Do not copy the pictures; transcribe all other material exactly.

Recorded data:
────────────────────

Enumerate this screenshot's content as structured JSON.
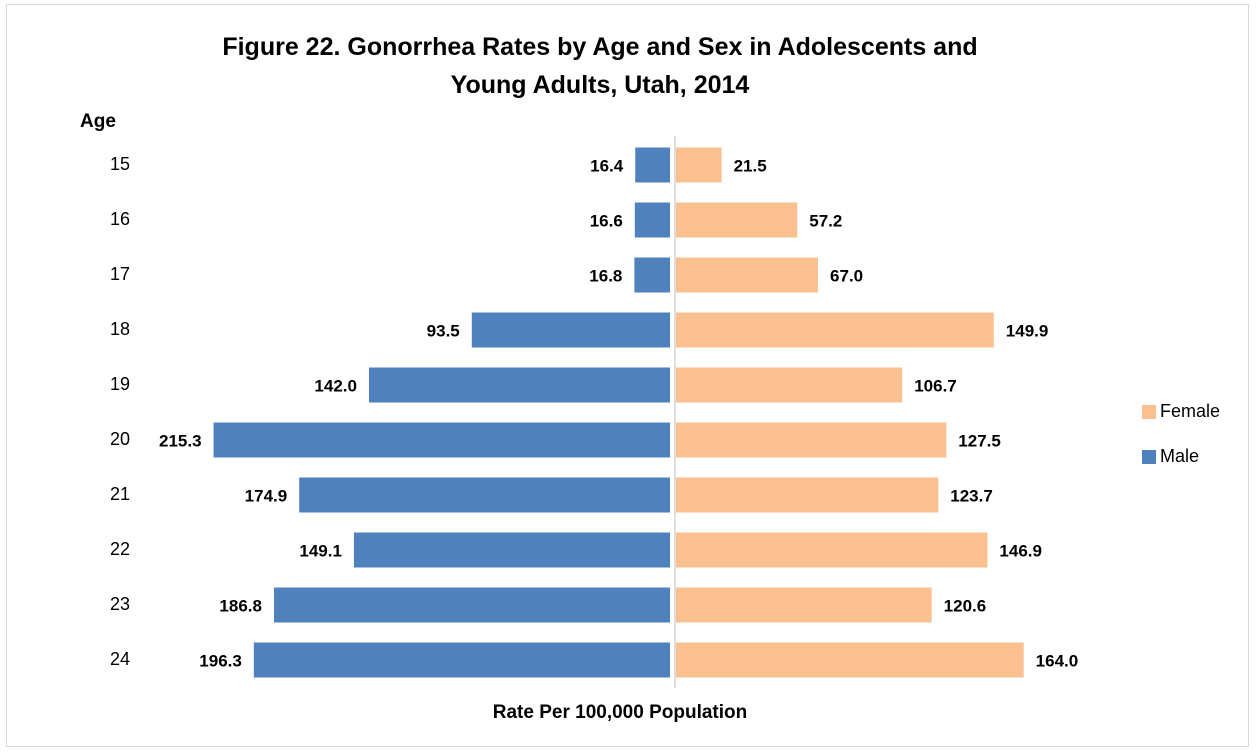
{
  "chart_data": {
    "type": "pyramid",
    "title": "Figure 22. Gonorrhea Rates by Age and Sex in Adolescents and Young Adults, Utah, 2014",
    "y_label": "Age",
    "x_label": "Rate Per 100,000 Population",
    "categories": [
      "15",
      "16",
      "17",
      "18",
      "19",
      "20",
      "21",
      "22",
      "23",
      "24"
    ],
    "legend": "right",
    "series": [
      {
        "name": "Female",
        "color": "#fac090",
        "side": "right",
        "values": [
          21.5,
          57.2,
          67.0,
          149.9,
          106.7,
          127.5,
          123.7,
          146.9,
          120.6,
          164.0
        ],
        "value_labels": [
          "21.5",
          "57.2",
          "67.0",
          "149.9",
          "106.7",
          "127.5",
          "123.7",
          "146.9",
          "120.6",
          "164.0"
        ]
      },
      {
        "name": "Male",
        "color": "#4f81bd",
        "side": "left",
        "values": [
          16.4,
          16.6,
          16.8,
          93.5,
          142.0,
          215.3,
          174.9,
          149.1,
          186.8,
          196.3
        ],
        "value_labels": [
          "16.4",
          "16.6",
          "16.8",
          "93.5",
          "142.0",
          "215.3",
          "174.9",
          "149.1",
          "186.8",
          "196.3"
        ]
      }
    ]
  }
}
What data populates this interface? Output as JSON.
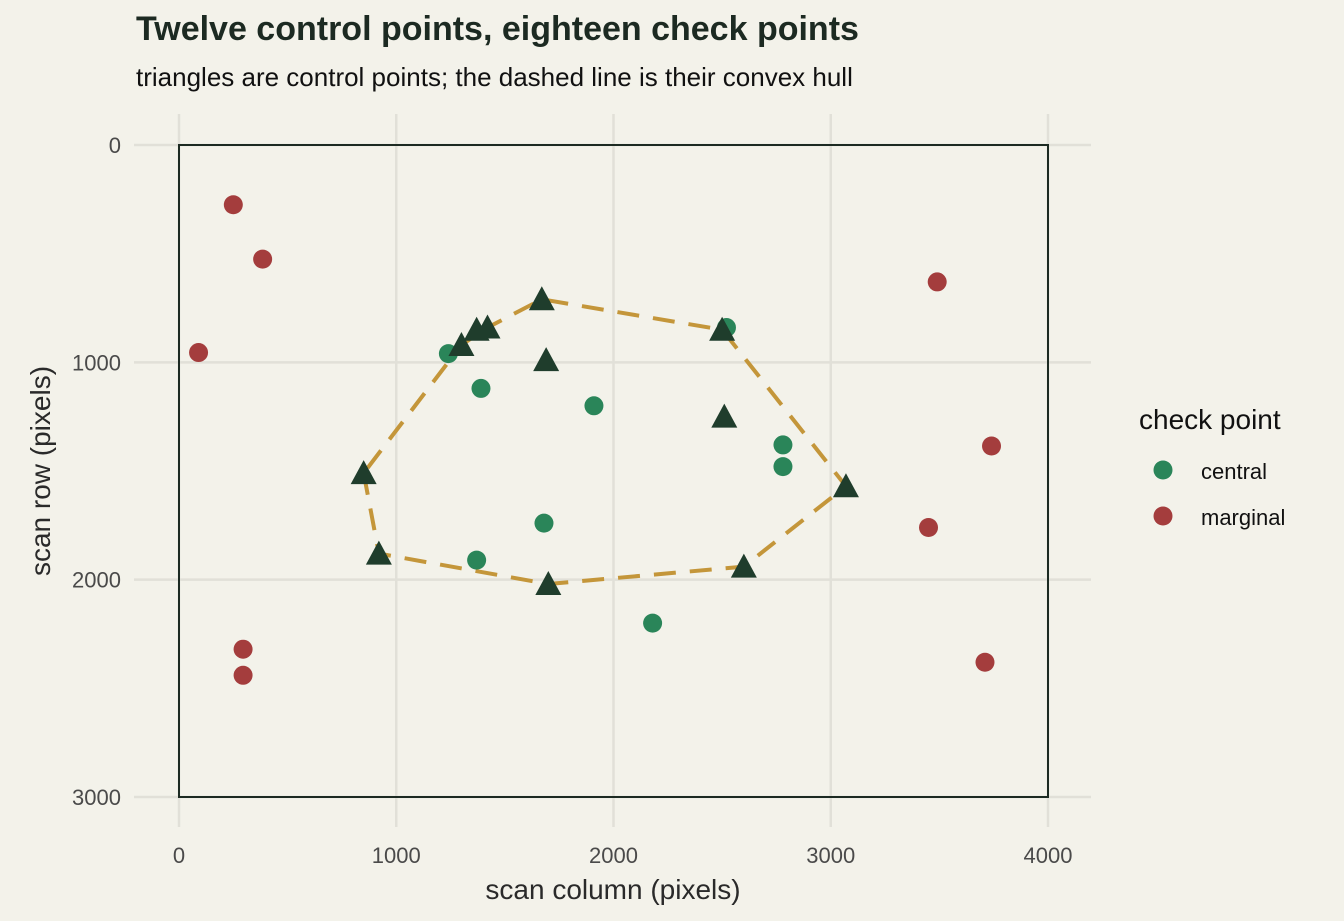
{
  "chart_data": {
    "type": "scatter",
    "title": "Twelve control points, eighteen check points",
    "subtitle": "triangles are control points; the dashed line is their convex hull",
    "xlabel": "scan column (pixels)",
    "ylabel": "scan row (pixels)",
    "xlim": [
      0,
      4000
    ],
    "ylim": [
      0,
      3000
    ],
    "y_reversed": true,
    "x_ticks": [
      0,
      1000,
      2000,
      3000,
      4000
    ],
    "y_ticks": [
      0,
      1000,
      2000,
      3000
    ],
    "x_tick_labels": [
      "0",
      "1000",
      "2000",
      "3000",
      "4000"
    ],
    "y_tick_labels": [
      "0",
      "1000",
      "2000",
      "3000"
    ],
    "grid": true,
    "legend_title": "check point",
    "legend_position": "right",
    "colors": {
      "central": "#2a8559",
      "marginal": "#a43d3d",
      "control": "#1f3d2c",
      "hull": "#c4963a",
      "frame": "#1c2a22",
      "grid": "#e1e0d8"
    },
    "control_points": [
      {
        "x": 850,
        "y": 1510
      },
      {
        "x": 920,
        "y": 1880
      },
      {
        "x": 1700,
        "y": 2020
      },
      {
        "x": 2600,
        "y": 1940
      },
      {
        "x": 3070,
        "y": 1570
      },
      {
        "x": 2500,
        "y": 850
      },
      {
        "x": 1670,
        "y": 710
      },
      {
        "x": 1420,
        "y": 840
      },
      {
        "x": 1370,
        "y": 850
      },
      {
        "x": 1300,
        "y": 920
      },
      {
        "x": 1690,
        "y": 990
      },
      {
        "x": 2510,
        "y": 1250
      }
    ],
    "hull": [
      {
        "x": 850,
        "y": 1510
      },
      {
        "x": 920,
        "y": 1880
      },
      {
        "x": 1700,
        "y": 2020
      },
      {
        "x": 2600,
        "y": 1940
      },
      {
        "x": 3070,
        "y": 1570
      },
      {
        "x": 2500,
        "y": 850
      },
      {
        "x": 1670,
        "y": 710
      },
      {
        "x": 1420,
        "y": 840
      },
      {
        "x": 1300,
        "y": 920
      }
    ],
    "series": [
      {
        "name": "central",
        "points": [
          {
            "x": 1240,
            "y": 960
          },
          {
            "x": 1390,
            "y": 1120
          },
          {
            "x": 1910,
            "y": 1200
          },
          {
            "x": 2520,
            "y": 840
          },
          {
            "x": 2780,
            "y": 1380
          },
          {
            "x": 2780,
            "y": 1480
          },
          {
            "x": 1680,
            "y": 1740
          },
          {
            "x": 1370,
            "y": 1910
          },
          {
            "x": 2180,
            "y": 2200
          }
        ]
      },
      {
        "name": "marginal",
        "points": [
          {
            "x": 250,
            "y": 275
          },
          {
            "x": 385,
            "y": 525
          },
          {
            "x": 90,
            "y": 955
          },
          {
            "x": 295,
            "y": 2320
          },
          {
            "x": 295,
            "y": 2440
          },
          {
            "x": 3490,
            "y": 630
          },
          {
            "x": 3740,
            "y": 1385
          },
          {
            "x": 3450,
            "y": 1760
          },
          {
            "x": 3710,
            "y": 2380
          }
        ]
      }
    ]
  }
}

────────────────────

→ **The completed task**:
Enumerate this screenshot's content as structured JSON.
{
  "chart_data": {
    "type": "pyramid",
    "title": "Figure 22. Gonorrhea Rates by Age and Sex in Adolescents and Young Adults, Utah, 2014",
    "y_label": "Age",
    "x_label": "Rate Per 100,000 Population",
    "categories": [
      "15",
      "16",
      "17",
      "18",
      "19",
      "20",
      "21",
      "22",
      "23",
      "24"
    ],
    "legend": "right",
    "series": [
      {
        "name": "Female",
        "color": "#fac090",
        "side": "right",
        "values": [
          21.5,
          57.2,
          67.0,
          149.9,
          106.7,
          127.5,
          123.7,
          146.9,
          120.6,
          164.0
        ],
        "value_labels": [
          "21.5",
          "57.2",
          "67.0",
          "149.9",
          "106.7",
          "127.5",
          "123.7",
          "146.9",
          "120.6",
          "164.0"
        ]
      },
      {
        "name": "Male",
        "color": "#4f81bd",
        "side": "left",
        "values": [
          16.4,
          16.6,
          16.8,
          93.5,
          142.0,
          215.3,
          174.9,
          149.1,
          186.8,
          196.3
        ],
        "value_labels": [
          "16.4",
          "16.6",
          "16.8",
          "93.5",
          "142.0",
          "215.3",
          "174.9",
          "149.1",
          "186.8",
          "196.3"
        ]
      }
    ]
  }
}
What data populates this interface? Output as JSON.
{
  "chart_data": {
    "type": "scatter",
    "title": "Twelve control points, eighteen check points",
    "subtitle": "triangles are control points; the dashed line is their convex hull",
    "xlabel": "scan column (pixels)",
    "ylabel": "scan row (pixels)",
    "xlim": [
      0,
      4000
    ],
    "ylim": [
      0,
      3000
    ],
    "y_reversed": true,
    "x_ticks": [
      0,
      1000,
      2000,
      3000,
      4000
    ],
    "y_ticks": [
      0,
      1000,
      2000,
      3000
    ],
    "x_tick_labels": [
      "0",
      "1000",
      "2000",
      "3000",
      "4000"
    ],
    "y_tick_labels": [
      "0",
      "1000",
      "2000",
      "3000"
    ],
    "grid": true,
    "legend_title": "check point",
    "legend_position": "right",
    "colors": {
      "central": "#2a8559",
      "marginal": "#a43d3d",
      "control": "#1f3d2c",
      "hull": "#c4963a",
      "frame": "#1c2a22",
      "grid": "#e1e0d8"
    },
    "control_points": [
      {
        "x": 850,
        "y": 1510
      },
      {
        "x": 920,
        "y": 1880
      },
      {
        "x": 1700,
        "y": 2020
      },
      {
        "x": 2600,
        "y": 1940
      },
      {
        "x": 3070,
        "y": 1570
      },
      {
        "x": 2500,
        "y": 850
      },
      {
        "x": 1670,
        "y": 710
      },
      {
        "x": 1420,
        "y": 840
      },
      {
        "x": 1370,
        "y": 850
      },
      {
        "x": 1300,
        "y": 920
      },
      {
        "x": 1690,
        "y": 990
      },
      {
        "x": 2510,
        "y": 1250
      }
    ],
    "hull": [
      {
        "x": 850,
        "y": 1510
      },
      {
        "x": 920,
        "y": 1880
      },
      {
        "x": 1700,
        "y": 2020
      },
      {
        "x": 2600,
        "y": 1940
      },
      {
        "x": 3070,
        "y": 1570
      },
      {
        "x": 2500,
        "y": 850
      },
      {
        "x": 1670,
        "y": 710
      },
      {
        "x": 1420,
        "y": 840
      },
      {
        "x": 1300,
        "y": 920
      }
    ],
    "series": [
      {
        "name": "central",
        "points": [
          {
            "x": 1240,
            "y": 960
          },
          {
            "x": 1390,
            "y": 1120
          },
          {
            "x": 1910,
            "y": 1200
          },
          {
            "x": 2520,
            "y": 840
          },
          {
            "x": 2780,
            "y": 1380
          },
          {
            "x": 2780,
            "y": 1480
          },
          {
            "x": 1680,
            "y": 1740
          },
          {
            "x": 1370,
            "y": 1910
          },
          {
            "x": 2180,
            "y": 2200
          }
        ]
      },
      {
        "name": "marginal",
        "points": [
          {
            "x": 250,
            "y": 275
          },
          {
            "x": 385,
            "y": 525
          },
          {
            "x": 90,
            "y": 955
          },
          {
            "x": 295,
            "y": 2320
          },
          {
            "x": 295,
            "y": 2440
          },
          {
            "x": 3490,
            "y": 630
          },
          {
            "x": 3740,
            "y": 1385
          },
          {
            "x": 3450,
            "y": 1760
          },
          {
            "x": 3710,
            "y": 2380
          }
        ]
      }
    ]
  }
}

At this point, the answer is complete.